- **Zu erledigende Aufgaben**:
1. Wie lange war Klopp laut dem Text über Klopps Rückkehr nach Dortmund als Trainer in Dortmund tätig?
2. Nenne alle Personen, die im Text über Klopps Rückkehr nach Dortmund namentlich genannt werden.
3. Schreibe den Text über Klopps Rückkehr nach Dortmund im Anschluss an seinen letzten Satz weiter.

- **Extrahierter Text**:
******

Der Trainer des FC Liverpool ist bekanntermaßen ein Emotionsmonster, aber am Donnerstag, bei seiner Rückkehr nach Dortmund, schien er um größtmögliche Zurückhaltung bemüht. Als Klopp eine halbe Stunde vor dem Anpfiff den Rasen betrat, fingen die Fans in der Südkurve an zu klatschen. Auf Sprechchöre verzichteten sie. „Ich bin nicht ganz sicher, ob der angenehme, respektvolle Applaus wirklich für mich gedacht war“, sagte Klopp später. „Wenn’s so war, fand ich’s echt angemessen. Mehr war nicht notwendig.“

Klopp war ganz froh, dass Dortmunds Vorstandschef Hans-Joachim Watzke ihn vor dem Spiel kurz an seine Brust gedrückt hatte. Er deutete das als Aufhebung der Kontaktsperre und ging nach dem Abpfiff von einem Dortmunder Spieler zum nächsten, um ihn kurz zu herzen. „Ich habe mich nach dem Spiel doch gefreut, dass ich die Jungs noch drücken konnte“, berichtete Klopp. Sein Nachfolger Thomas Tuchel lief immer ein paar Meter vor ihm her, und von oben sah es fast so aus, als versuchte er, seinem Vorgänger zu entkommen. Tuchel hatte mit der ganzen Konstellation ganz offenbar mehr Probleme als Klopp. Und seine Mannschaft erst recht.

„Es war für ihn ein sehr besonderes Spiel“, sagte Liverpools deutscher Nationalspieler Emre Can über seinen Trainer. Sieben Jahre hatte Klopp in Dortmund als Trainer gewirkt. Sieben Jahre, in denen er den Klub aus grauem Mittelmaß zurück in die Spitze des europäischen Fußballs geführt hatte. „Wenn ich jetzt sagen würde, es hätte mich aus meiner Mitte gerissen, wäre es gelogen“, sagte Klopp. „Aber ich hatte vor dem Spiel mehr Momente als sonst, wo ich über die Begleitumstände nachgedacht habe.“ Das Dortmunder Stadion sei ja immer noch ein großartiger Ort zum Fußballspielen, und er habe sich auch nicht entliebt. Aber während der 90 Minuten „war ich komplett im Spiel drin“.

Kaum war Klopp an der Seitenlinie, spielte Mchitarjan wieder schwach

Von der Dortmunder Mannschaft konnte man das nicht behaupten. Der BVB hatte erkennbar größere Schwierigkeiten mit dem Wiedersehen und der daraus resultierenden Sentimentalität. „Wir sind nicht mal nah an unser Maximum gekommen“, sagte Kapitän Mats Hummels. Trainer Tuchel hatte sein Team „zu verkrampft, zu verbissen“ erlebt. „Es sah so aus, als ging’s und nicht so leicht von der Hand, wie es nötig ist.“ Kaum stand Jürgen Klopp wieder an der Seitenlinie, spielte zum Beispiel Henrich Mchitarjan wieder wie in der vergangenen Saison: fahrig, glücklos, immer mit sicherem Geschick die falsche Entscheidung treffend. Ob es auch an dem ganzen Hype um Klopp gelegen habe, wurde Tuchel gefragt. „Kann sein“, antwortete er.

******

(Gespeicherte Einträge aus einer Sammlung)

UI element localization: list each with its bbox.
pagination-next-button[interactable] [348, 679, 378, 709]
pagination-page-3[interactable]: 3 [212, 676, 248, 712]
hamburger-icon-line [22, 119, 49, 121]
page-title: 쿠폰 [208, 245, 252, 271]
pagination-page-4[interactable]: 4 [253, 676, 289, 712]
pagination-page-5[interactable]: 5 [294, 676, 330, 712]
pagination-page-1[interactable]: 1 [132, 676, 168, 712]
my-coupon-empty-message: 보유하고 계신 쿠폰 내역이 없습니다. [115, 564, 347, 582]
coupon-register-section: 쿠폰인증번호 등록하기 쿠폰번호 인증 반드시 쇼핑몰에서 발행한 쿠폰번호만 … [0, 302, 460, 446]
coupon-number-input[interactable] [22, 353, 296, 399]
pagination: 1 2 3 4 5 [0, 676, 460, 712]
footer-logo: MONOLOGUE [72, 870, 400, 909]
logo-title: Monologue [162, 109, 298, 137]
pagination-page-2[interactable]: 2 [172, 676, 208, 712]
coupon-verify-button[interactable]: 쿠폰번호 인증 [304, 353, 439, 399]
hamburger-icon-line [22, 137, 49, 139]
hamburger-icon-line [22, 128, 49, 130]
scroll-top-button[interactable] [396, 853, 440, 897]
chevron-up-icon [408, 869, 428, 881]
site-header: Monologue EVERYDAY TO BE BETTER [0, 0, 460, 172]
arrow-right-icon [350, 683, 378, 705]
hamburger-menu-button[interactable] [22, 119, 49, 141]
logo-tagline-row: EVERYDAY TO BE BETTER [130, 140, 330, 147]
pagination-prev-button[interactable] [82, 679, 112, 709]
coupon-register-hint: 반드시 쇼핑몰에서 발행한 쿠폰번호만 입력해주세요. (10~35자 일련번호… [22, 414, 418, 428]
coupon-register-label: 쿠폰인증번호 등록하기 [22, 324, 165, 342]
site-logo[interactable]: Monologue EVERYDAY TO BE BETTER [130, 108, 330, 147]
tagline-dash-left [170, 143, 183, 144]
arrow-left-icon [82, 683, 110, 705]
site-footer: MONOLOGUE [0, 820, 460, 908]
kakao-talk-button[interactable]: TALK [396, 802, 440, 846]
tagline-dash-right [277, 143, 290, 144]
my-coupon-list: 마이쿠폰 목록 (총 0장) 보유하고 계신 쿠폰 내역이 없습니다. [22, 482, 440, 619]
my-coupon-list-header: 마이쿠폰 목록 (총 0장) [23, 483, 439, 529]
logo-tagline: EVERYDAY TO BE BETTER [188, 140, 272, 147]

******

- **Lösungen**:
1. Sieben Jahre.

2. Jürgen Klopp, Hans-Joachim Watzke, Thomas Tuchel, Emre Can, Mats Hummels, Henrich Mchitarjan

3.
Für Tuchel kam das etwas überraschend. „Im Training habe ich die Spieler sehr ruhig, sehr konzentriert wahrgenommen, als wären wir im Zentrum des ganzen Sturms“, da also, wo man von dem ganzen Wirbel nichts mitbekommt. Im Spiel aber gelang es seiner Mannschaft nicht, mit einem Lächeln auf den Lippen zu spielen. Der BVB wirkte zwar insgesamt reifer, aber Klopps Liverpooler fanden mit ihrer Mischung aus guter Defensivorganisation und forschem Pressing ein wirksames Mittel gegen das Dortmunder Spiel. „Wir hatten einige richtig gute Momente, in denen wir gezeigt haben, wozu wir fähig sind“, sagte Klopp. Das 1:1 gab die Kräfteverhältnisse einigermaßen treffend wieder, eröffnet den Liverpoolern aber leicht bessere Chancen aufs Weiterkommen.

Für Jürgen Klopp ist das Rührstück damit vorüber. „Jetzt ist es rum, und alles ist gut“, sagte er. Für die Dortmunder aber geht es in ähnlicher Intensität weiter. Vor dem Rückspiel am Donnerstag steht für sie noch das Revierderby beim FC Schalke an. „Da ist eine ähnliche Emotionalität im Spiel, eine ähnliche Dichte, zu viele Nebengeräusche“, sagte Thomas Tuchel. „Es ist nicht nur eine körperliche Belastung, es ist auch ein emotionaler Stress, den wir zu bewältigen haben.“ Gegen den FC Liverpool und Jürgen Klopp ist ihnen das nur bedingt gelungen.